_DIRECTIONS FOR THIS TASK_.
Determine how many lines include the word "name", then give that number and nothing more.

** Start **

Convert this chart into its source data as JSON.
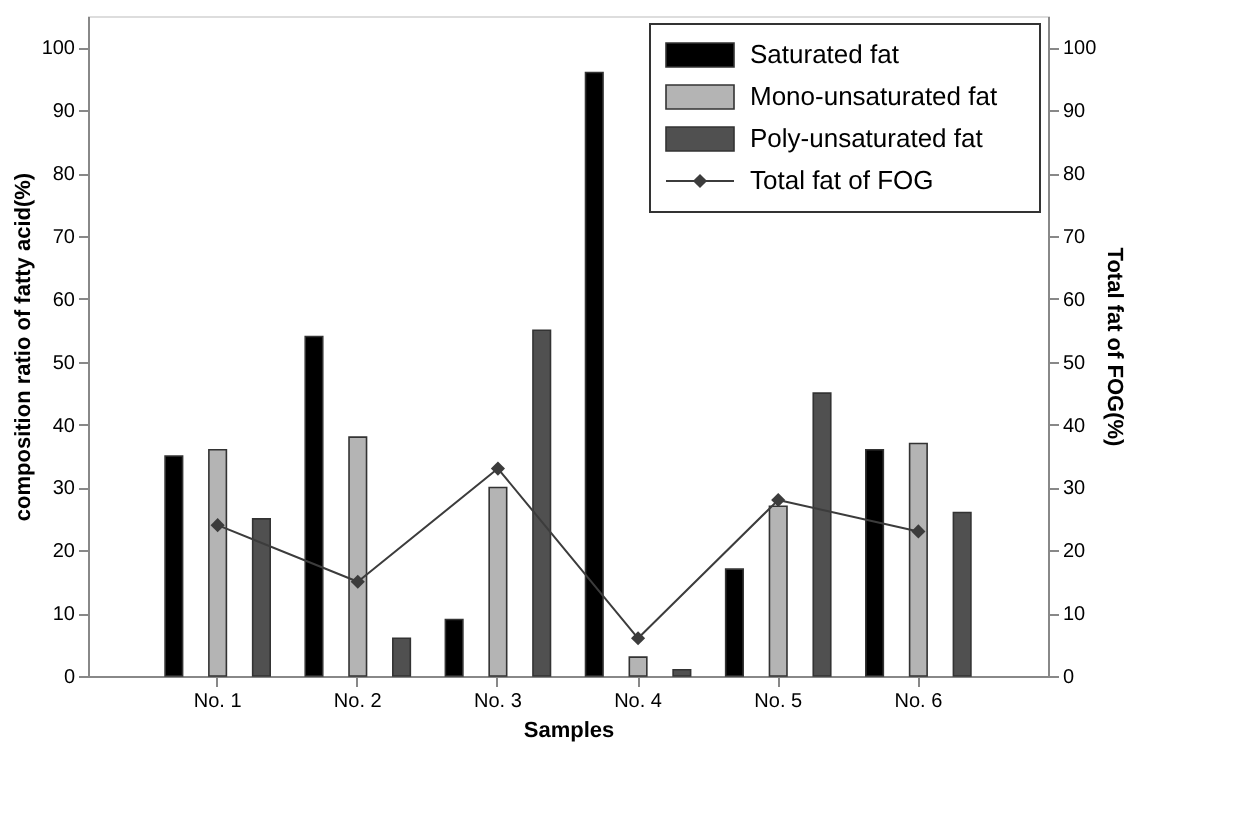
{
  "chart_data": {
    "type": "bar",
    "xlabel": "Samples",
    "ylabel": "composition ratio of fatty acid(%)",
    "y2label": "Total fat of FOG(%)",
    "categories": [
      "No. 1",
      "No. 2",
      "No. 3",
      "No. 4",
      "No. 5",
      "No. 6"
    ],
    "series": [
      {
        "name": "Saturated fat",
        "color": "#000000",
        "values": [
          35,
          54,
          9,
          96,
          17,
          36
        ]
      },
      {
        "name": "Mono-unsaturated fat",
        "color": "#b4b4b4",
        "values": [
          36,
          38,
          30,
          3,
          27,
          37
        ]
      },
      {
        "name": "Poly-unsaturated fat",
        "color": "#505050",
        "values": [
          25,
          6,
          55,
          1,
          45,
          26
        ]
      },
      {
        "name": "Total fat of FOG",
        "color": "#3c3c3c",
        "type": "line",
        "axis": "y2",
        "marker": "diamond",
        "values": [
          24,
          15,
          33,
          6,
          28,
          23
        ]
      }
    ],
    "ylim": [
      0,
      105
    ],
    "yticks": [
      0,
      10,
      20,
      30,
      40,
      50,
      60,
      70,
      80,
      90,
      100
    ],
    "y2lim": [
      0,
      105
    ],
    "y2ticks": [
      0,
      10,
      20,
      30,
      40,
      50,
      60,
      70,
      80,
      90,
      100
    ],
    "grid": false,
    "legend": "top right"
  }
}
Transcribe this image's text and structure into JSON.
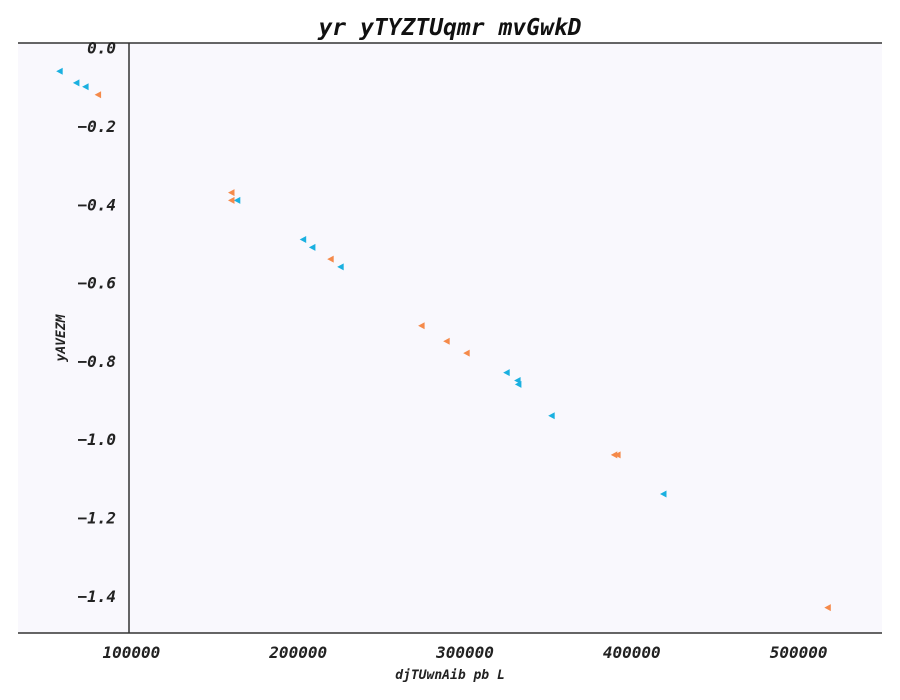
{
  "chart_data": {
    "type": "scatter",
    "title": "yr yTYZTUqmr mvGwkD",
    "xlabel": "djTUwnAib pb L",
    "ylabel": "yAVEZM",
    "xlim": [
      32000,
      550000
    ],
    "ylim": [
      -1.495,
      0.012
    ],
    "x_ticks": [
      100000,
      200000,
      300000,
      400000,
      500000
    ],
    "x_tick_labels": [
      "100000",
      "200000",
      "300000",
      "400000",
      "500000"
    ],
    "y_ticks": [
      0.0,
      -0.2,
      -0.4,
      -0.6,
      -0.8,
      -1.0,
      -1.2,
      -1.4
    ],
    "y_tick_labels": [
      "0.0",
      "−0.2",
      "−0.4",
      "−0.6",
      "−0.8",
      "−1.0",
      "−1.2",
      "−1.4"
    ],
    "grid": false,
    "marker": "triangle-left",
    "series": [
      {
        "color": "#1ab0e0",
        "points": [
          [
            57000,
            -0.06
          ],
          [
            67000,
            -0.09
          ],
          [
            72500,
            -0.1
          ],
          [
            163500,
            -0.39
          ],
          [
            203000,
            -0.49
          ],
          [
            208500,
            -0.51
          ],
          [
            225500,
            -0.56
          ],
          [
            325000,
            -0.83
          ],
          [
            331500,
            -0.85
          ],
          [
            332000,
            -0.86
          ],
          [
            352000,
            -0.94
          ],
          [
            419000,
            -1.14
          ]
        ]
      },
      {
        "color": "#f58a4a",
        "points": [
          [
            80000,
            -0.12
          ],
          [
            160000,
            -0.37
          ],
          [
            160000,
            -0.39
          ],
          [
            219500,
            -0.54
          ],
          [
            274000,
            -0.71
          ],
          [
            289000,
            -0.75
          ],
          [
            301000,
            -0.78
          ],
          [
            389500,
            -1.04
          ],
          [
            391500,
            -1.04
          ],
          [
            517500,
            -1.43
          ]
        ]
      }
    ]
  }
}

** End **
** Start **

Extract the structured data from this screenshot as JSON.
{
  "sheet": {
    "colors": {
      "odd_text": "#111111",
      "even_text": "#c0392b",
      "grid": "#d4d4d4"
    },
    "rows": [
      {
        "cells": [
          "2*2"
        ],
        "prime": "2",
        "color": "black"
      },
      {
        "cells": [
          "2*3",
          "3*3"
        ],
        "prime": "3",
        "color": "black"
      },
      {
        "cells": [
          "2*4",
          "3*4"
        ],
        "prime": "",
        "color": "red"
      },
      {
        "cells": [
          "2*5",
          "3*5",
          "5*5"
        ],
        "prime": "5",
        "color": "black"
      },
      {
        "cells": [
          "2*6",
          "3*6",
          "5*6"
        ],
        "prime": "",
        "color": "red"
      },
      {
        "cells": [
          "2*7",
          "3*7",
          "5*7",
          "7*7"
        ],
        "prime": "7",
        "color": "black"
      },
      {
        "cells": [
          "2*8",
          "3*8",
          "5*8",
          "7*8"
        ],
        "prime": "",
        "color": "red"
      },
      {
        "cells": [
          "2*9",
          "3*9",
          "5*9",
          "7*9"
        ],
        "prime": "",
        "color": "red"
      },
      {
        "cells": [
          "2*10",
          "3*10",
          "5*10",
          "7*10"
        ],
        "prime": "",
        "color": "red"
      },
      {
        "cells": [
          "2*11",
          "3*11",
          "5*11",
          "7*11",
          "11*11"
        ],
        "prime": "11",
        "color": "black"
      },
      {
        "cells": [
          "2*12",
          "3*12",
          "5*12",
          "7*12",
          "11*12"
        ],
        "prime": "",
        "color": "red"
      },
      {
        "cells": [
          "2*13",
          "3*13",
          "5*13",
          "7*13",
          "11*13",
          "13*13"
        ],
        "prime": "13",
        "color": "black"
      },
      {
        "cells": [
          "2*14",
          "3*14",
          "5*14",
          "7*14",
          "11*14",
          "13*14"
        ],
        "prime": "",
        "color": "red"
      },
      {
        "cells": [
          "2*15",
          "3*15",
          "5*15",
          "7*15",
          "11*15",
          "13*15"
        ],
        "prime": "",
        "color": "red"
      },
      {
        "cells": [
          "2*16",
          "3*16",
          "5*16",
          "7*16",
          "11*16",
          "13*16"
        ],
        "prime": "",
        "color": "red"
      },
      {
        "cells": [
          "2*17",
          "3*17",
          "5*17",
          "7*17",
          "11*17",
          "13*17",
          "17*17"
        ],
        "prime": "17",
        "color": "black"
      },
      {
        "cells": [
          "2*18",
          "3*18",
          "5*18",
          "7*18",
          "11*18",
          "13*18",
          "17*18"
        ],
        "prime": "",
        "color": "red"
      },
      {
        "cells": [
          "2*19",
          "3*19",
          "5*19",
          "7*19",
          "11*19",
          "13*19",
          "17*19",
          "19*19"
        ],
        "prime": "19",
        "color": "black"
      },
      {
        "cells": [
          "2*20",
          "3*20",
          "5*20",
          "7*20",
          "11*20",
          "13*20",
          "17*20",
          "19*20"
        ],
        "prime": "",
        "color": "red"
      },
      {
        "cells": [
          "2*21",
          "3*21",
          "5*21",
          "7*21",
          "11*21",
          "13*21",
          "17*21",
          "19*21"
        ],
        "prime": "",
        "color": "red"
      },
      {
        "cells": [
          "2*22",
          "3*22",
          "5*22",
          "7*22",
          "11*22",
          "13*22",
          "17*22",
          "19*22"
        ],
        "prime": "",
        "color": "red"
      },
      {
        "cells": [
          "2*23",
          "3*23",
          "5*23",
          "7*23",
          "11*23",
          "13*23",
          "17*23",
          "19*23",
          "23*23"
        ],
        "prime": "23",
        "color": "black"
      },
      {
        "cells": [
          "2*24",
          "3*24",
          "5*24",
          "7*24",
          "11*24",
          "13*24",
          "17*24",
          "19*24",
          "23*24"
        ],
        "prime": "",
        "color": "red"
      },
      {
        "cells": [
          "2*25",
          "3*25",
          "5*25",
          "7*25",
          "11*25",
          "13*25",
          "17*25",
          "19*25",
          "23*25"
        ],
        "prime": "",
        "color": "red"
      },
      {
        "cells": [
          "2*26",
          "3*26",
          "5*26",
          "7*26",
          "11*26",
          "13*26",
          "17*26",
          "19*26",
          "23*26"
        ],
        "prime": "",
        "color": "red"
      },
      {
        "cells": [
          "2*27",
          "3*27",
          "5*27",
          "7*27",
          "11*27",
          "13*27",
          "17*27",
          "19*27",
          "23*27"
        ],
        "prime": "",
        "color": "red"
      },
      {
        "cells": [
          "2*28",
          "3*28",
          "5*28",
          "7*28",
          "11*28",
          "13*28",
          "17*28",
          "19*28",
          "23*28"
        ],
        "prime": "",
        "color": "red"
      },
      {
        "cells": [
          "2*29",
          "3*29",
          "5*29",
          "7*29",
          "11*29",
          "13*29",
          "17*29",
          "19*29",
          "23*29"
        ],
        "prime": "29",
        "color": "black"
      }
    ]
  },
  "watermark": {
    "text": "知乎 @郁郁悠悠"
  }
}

** End **

_ANSWER TO THE PROBLEM_.
4